A less aggressive riding position and a sweet, very competent inline triple that is built for the masses.

Triumph’s first triple, the Trident 750, appeared the year before Honda’s legend-ary CB750 Four hit the market. While the two machines were quite different, they shared one thing: high performance. The CB750, however, had electric start that the Trident lacked, and it was more affordable. It also launched a new era of performance bikes from Japan. Struggling to compete, Triumph dropped the Trident in 1975, and with the onslaught of affordable high-performance Japanese motorcycles throughout the 1970s, Triumph eventually called it quits and went into receivership in 1983. History has proven that this was a very good thing for the British bike maker, because when it happened, John Bloor picked up the remnants of the company, and in the four decades since, has put together a team that has turned the company into a juggernaut. 

After a 15-year gap in triple production, Triumph re-introduced the Trident in 1990, but this time it was a completely redesigned bike with a 900-cc liquid-cooled inline triple that eventually prompted Triumph to produce a variety of triples in multiple categories. The latest is the Trident 800, which we rode at the bike’s launch in Cyprus. 

But why introduce the Trident 800 when there’s already a number of naked middleweight triples in Triumph’s line up? Well, because it now fills the gap between the track-focused Street Triple 765RS and the budget-oriented Trident 660. This gap in the lineup would have normally been filled by the Street Triple 765R, which is still available for now, but has been discontinued for 2026.

→ **SET EXERCISE 1**
According to the Triumph Trident 800 article, in what year did Triumph go into receivership?

→ **RAW RECORDS**
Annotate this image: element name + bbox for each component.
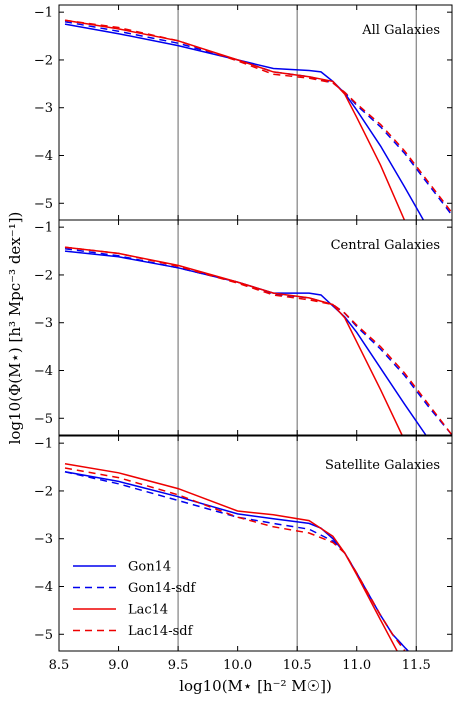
- panel-central-galaxies: −1 −2 −3 −4 −5 Central Galaxies: [34, 219, 453, 436]
- x-tick-label: 9.0: [108, 658, 129, 673]
- series-line-lac14: [64, 246, 403, 435]
- legend-label-gon14: Gon14: [128, 560, 171, 575]
- series-line-lac14: [64, 19, 406, 220]
- x-tick-label: 10.0: [223, 658, 252, 673]
- series-line-lac14: [64, 462, 398, 651]
- series-line-gon14-sdf: [64, 20, 452, 216]
- y-tick-label: −5: [34, 197, 53, 212]
- y-tick-label: −3: [34, 532, 53, 547]
- panel-frame: [58, 219, 453, 436]
- panel-all-galaxies: −1 −2 −3 −4 −5 All Galaxies: [34, 4, 453, 221]
- y-tick-label: −1: [34, 6, 53, 21]
- y-tick-label: −1: [34, 221, 53, 236]
- panel-title: Satellite Galaxies: [325, 458, 440, 473]
- panel-satellite-galaxies: −1 −2 −3 −4 −5 Satellite Galaxies: [34, 435, 453, 652]
- y-tick-label: −2: [34, 268, 53, 283]
- x-tick-label: 8.5: [49, 658, 70, 673]
- panel-frame: [58, 435, 453, 652]
- x-tick-label: 11.0: [342, 658, 371, 673]
- y-tick-label: −5: [34, 412, 53, 427]
- series-line-gon14: [64, 250, 427, 435]
- series-line-gon14: [64, 23, 425, 220]
- y-tick-label: −4: [34, 580, 53, 595]
- legend-label-lac14-sdf: Lac14-sdf: [128, 624, 194, 639]
- series-line-gon14-sdf: [64, 247, 452, 435]
- y-tick-label: −2: [34, 53, 53, 68]
- legend-label-gon14-sdf: Gon14-sdf: [128, 581, 197, 596]
- legend-label-lac14: Lac14: [128, 603, 168, 618]
- y-tick-label: −5: [34, 628, 53, 643]
- x-axis: 8.5 9.0 9.5 10.0 10.5 11.0 11.5: [49, 658, 431, 673]
- series-group: [64, 246, 452, 435]
- series-group: [64, 19, 452, 220]
- panel-title: All Galaxies: [361, 23, 440, 38]
- x-tick-label: 11.5: [402, 658, 431, 673]
- series-line-gon14-sdf: [64, 471, 410, 651]
- series-line-lac14-sdf: [64, 19, 452, 214]
- panels: −1 −2 −3 −4 −5 All Galaxies −1 −2 −3 −4 −5 Central …: [34, 4, 453, 652]
- series-line-lac14-sdf: [64, 246, 452, 435]
- series-line-gon14: [64, 471, 410, 651]
- y-tick-label: −2: [34, 484, 53, 499]
- series-line-lac14-sdf: [64, 467, 406, 651]
- legend: Gon14 Gon14-sdf Lac14 Lac14-sdf: [73, 560, 197, 639]
- x-axis-label: log10(M⋆ [h⁻² M☉]): [179, 677, 332, 695]
- y-tick-label: −1: [34, 437, 53, 452]
- y-tick-label: −3: [34, 316, 53, 331]
- x-tick-label: 9.5: [168, 658, 189, 673]
- y-tick-label: −4: [34, 364, 53, 379]
- x-tick-label: 10.5: [283, 658, 312, 673]
- y-axis-label: log10(Φ(M⋆) [h³ Mpc⁻³ dex⁻¹]): [6, 212, 24, 445]
- y-tick-label: −3: [34, 101, 53, 116]
- y-tick-label: −4: [34, 149, 53, 164]
- panel-title: Central Galaxies: [331, 238, 440, 253]
- series-group: [64, 462, 410, 651]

→ **SET EXERCISE 2**
Quote everything in the records from the line containing "- panel-central-galaxies: −1" down through the line containing "- y-tick-label: −5: [34, 197, 53, 212]", with both of those lines included.

→ **FULL OUTPUT 1**
1983

→ **FULL OUTPUT 2**
- panel-central-galaxies: −1 −2 −3 −4 −5 Central Galaxies: [34, 219, 453, 436]
- x-tick-label: 9.0: [108, 658, 129, 673]
- series-line-lac14: [64, 246, 403, 435]
- legend-label-gon14: Gon14: [128, 560, 171, 575]
- series-line-lac14: [64, 19, 406, 220]
- x-tick-label: 10.0: [223, 658, 252, 673]
- series-line-lac14: [64, 462, 398, 651]
- series-line-gon14-sdf: [64, 20, 452, 216]
- y-tick-label: −5: [34, 197, 53, 212]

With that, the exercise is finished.